Exercise brief> Could the lines from the one with "Transcribe the text in this document." through the end of the listing be restated exactly, with nothing else included?

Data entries

**********

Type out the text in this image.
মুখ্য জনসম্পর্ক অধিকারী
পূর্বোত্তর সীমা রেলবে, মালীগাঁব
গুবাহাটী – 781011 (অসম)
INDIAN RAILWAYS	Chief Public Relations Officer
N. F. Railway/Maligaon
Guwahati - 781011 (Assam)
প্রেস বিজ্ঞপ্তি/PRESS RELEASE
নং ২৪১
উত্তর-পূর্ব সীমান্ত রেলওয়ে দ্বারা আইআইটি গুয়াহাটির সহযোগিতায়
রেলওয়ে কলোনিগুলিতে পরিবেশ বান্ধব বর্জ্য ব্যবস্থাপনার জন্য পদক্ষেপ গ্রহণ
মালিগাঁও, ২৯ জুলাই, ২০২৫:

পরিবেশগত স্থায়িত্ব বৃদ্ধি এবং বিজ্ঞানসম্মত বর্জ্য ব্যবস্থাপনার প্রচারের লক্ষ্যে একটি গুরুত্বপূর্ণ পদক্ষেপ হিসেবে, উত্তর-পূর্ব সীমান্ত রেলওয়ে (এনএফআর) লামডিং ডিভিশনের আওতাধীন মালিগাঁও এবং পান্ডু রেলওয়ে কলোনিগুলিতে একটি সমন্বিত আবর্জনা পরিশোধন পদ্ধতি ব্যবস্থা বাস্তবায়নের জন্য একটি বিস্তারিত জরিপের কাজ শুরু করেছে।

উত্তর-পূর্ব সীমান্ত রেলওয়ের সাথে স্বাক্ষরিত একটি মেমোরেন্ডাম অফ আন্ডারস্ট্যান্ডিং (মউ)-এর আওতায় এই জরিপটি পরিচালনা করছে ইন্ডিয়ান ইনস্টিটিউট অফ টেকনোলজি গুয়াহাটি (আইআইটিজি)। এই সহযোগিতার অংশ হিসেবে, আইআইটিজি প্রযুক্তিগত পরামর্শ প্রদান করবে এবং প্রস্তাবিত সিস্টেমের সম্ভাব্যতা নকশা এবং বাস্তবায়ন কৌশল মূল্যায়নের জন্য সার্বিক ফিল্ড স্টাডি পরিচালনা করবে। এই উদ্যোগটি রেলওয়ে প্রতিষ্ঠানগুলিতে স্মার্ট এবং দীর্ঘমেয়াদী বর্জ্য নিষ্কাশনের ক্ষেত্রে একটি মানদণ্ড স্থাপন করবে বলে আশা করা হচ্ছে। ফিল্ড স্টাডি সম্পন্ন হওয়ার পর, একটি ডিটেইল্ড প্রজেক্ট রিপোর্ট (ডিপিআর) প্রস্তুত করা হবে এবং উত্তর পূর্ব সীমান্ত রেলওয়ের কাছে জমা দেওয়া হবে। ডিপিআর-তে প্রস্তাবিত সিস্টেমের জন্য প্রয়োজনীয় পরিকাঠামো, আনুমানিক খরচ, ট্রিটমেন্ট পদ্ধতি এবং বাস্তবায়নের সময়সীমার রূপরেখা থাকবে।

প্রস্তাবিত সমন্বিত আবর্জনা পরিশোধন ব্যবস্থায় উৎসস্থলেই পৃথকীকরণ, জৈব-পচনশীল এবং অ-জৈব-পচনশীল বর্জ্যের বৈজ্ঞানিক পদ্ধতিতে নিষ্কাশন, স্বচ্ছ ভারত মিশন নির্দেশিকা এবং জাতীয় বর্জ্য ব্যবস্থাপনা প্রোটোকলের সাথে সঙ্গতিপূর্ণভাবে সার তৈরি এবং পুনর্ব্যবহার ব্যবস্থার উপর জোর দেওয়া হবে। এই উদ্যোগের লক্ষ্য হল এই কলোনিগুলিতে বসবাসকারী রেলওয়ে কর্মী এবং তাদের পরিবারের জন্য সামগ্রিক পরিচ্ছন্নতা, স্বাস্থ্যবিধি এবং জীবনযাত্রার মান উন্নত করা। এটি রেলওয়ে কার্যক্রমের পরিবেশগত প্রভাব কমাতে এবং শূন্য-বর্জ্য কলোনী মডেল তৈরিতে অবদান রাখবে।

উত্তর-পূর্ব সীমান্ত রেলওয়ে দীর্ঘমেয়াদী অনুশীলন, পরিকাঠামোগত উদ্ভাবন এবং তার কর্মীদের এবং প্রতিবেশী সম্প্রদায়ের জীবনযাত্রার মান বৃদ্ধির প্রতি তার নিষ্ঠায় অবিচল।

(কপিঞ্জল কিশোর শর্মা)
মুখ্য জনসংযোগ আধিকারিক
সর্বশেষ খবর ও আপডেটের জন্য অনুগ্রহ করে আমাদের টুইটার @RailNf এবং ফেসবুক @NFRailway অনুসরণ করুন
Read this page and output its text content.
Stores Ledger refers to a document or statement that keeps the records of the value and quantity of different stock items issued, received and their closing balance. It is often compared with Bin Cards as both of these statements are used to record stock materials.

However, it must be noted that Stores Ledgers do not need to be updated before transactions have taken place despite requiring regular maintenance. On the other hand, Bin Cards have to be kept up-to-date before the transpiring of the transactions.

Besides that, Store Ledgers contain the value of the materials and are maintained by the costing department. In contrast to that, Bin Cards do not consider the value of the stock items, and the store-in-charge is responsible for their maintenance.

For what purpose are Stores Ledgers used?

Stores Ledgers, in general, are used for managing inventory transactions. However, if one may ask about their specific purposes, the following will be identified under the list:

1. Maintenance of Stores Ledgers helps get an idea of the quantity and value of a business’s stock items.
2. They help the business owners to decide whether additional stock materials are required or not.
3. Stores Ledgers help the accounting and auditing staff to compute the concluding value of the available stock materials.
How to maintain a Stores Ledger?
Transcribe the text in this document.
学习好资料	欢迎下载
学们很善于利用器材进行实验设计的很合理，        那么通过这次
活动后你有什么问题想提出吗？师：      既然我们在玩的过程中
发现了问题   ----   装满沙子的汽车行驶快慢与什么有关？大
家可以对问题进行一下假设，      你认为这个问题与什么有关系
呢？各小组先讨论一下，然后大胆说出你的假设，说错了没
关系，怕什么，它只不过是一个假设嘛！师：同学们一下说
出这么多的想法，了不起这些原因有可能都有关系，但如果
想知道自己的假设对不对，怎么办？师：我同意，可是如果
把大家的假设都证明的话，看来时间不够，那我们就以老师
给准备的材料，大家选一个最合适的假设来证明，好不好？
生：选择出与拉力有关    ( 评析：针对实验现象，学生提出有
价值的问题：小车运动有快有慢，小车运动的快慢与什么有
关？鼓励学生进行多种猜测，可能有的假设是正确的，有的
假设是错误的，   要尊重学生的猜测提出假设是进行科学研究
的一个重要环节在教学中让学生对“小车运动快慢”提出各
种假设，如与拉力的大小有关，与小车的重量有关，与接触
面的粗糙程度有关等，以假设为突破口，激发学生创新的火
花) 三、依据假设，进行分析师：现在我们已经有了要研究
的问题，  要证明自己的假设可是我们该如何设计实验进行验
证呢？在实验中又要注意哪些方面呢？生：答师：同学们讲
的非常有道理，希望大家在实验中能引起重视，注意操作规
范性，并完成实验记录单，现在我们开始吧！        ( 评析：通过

**********

Worked answer>
Transcribe the text in this document.
学习好资料	欢迎下载
学们很善于利用器材进行实验设计的很合理，        那么通过这次
活动后你有什么问题想提出吗？师：      既然我们在玩的过程中
发现了问题   ----   装满沙子的汽车行驶快慢与什么有关？大
家可以对问题进行一下假设，      你认为这个问题与什么有关系
呢？各小组先讨论一下，然后大胆说出你的假设，说错了没
关系，怕什么，它只不过是一个假设嘛！师：同学们一下说
出这么多的想法，了不起这些原因有可能都有关系，但如果
想知道自己的假设对不对，怎么办？师：我同意，可是如果
把大家的假设都证明的话，看来时间不够，那我们就以老师
给准备的材料，大家选一个最合适的假设来证明，好不好？
生：选择出与拉力有关    ( 评析：针对实验现象，学生提出有
价值的问题：小车运动有快有慢，小车运动的快慢与什么有
关？鼓励学生进行多种猜测，可能有的假设是正确的，有的
假设是错误的，   要尊重学生的猜测提出假设是进行科学研究
的一个重要环节在教学中让学生对“小车运动快慢”提出各
种假设，如与拉力的大小有关，与小车的重量有关，与接触
面的粗糙程度有关等，以假设为突破口，激发学生创新的火
花) 三、依据假设，进行分析师：现在我们已经有了要研究
的问题，  要证明自己的假设可是我们该如何设计实验进行验
证呢？在实验中又要注意哪些方面呢？生：答师：同学们讲
的非常有道理，希望大家在实验中能引起重视，注意操作规
范性，并完成实验记录单，现在我们开始吧！        ( 评析：通过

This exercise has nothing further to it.